● WHAT THE EXERCISE ASKS:
Identify each line holding the string "没有寒带" and copy it.
#### RAW RECORDS
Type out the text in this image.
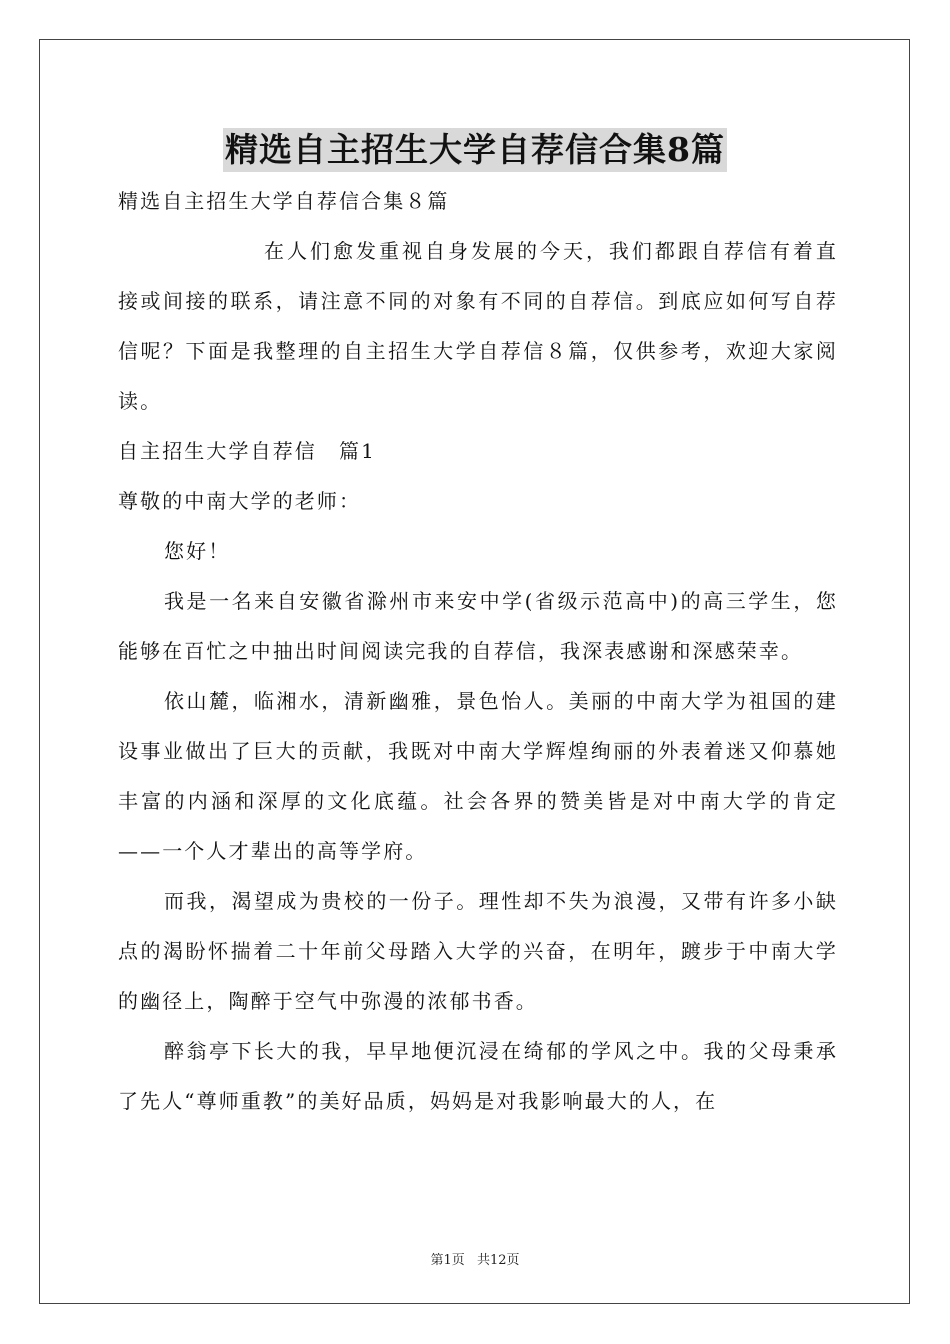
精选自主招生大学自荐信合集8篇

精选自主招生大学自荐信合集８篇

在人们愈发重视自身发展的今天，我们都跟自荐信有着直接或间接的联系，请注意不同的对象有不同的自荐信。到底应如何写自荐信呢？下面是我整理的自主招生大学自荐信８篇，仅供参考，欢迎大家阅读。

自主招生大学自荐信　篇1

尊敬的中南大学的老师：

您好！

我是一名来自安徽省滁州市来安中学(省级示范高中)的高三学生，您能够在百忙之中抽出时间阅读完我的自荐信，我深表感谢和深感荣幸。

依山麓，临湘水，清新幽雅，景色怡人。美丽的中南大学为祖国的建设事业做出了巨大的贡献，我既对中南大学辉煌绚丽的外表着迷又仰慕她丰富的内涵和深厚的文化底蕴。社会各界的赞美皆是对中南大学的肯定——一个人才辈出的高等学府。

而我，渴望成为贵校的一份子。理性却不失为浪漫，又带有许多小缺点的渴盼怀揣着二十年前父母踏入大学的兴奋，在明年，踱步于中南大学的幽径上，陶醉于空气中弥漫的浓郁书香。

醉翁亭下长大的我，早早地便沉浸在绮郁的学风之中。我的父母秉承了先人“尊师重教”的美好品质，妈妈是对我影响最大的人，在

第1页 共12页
########
#### RAW RECORDS
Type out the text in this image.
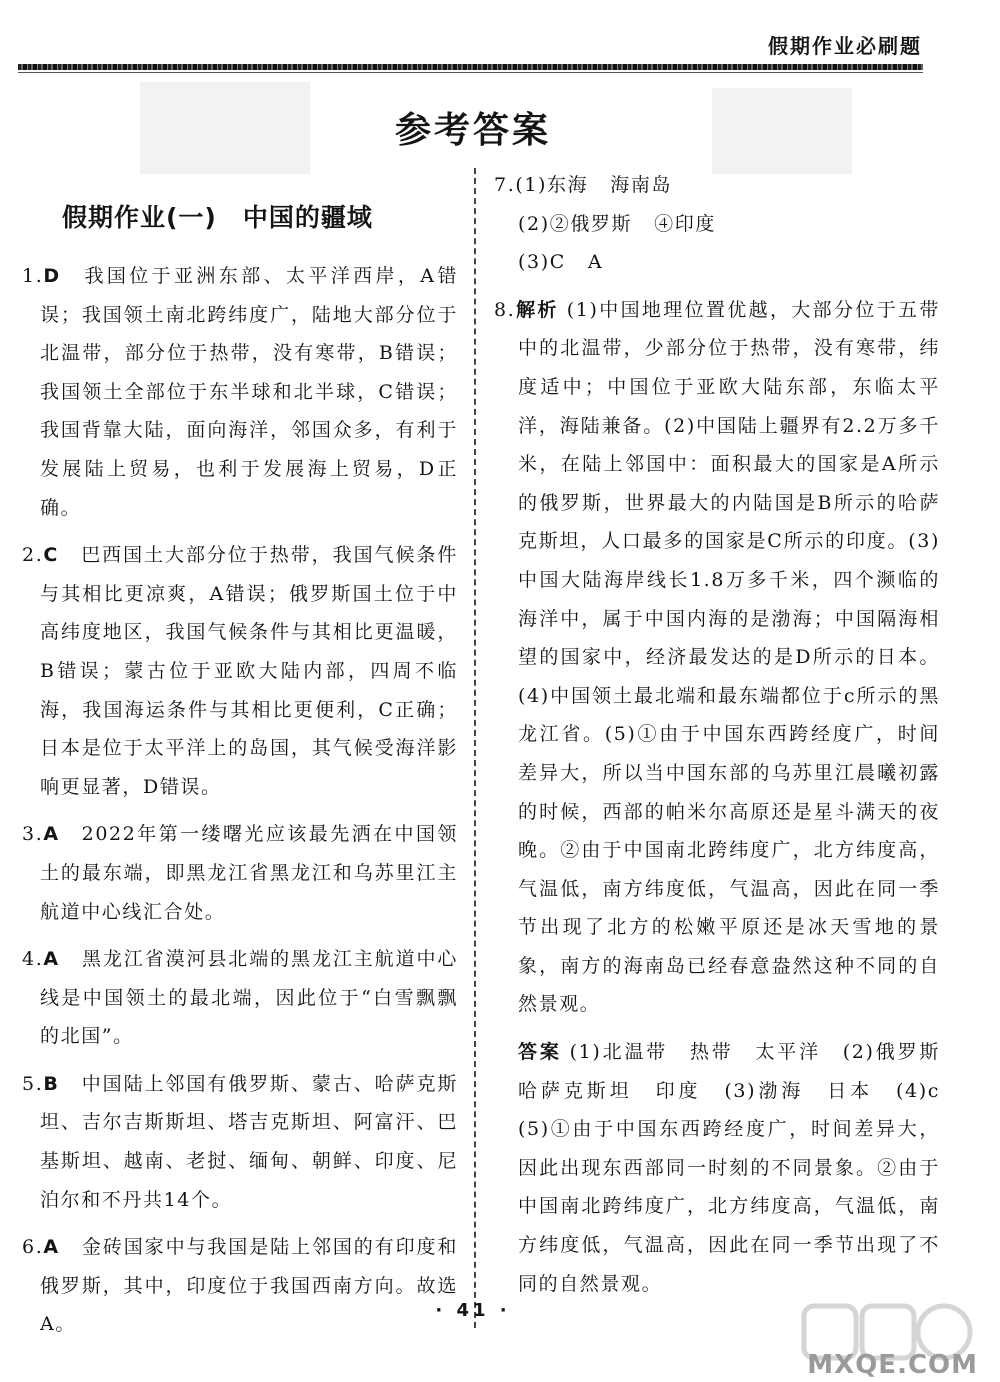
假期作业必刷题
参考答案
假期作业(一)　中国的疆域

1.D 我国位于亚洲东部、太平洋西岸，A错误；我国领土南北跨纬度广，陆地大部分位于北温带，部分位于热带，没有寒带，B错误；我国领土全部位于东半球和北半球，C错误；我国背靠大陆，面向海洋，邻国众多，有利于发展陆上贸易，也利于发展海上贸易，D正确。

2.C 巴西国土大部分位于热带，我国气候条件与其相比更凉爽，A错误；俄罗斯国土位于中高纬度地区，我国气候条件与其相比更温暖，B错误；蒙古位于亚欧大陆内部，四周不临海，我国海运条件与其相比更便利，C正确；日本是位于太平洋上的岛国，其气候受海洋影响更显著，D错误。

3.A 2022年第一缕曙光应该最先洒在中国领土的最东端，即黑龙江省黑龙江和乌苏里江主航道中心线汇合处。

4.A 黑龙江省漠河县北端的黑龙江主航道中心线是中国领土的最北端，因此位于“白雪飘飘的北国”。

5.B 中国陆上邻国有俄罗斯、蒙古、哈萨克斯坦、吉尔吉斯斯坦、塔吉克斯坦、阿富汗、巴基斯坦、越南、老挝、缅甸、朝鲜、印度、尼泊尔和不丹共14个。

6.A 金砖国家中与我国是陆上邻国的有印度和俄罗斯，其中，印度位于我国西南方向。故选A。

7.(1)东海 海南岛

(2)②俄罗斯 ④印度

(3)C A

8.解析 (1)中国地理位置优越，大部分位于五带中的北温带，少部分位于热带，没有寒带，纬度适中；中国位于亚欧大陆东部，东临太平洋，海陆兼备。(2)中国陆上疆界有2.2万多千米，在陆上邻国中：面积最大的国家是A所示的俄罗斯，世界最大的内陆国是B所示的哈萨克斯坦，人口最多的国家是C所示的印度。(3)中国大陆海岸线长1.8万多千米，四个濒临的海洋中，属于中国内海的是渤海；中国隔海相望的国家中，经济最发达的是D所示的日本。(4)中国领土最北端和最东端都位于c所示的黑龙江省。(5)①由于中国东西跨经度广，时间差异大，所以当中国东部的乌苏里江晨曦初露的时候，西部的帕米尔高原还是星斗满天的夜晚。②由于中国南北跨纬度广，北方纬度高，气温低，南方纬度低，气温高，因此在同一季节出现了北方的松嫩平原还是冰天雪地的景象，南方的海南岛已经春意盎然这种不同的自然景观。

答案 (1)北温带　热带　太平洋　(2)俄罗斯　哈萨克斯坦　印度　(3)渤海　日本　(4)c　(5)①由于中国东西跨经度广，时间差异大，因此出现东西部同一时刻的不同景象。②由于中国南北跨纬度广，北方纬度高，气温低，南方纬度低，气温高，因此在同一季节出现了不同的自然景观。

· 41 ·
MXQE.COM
########
● CORRECT RESULT:
1.D 我国位于亚洲东部、太平洋西岸，A错误；我国领土南北跨纬度广，陆地大部分位于北温带，部分位于热带，没有寒带，B错误；我国领土全部位于东半球和北半球，C错误；我国背靠大陆，面向海洋，邻国众多，有利于发展陆上贸易，也利于发展海上贸易，D正确。
8.解析 (1)中国地理位置优越，大部分位于五带中的北温带，少部分位于热带，没有寒带，纬度适中；中国位于亚欧大陆东部，东临太平洋，海陆兼备。(2)中国陆上疆界有2.2万多千米，在陆上邻国中：面积最大的国家是A所示的俄罗斯，世界最大的内陆国是B所示的哈萨克斯坦，人口最多的国家是C所示的印度。(3)中国大陆海岸线长1.8万多千米，四个濒临的海洋中，属于中国内海的是渤海；中国隔海相望的国家中，经济最发达的是D所示的日本。(4)中国领土最北端和最东端都位于c所示的黑龙江省。(5)①由于中国东西跨经度广，时间差异大，所以当中国东部的乌苏里江晨曦初露的时候，西部的帕米尔高原还是星斗满天的夜晚。②由于中国南北跨纬度广，北方纬度高，气温低，南方纬度低，气温高，因此在同一季节出现了北方的松嫩平原还是冰天雪地的景象，南方的海南岛已经春意盎然这种不同的自然景观。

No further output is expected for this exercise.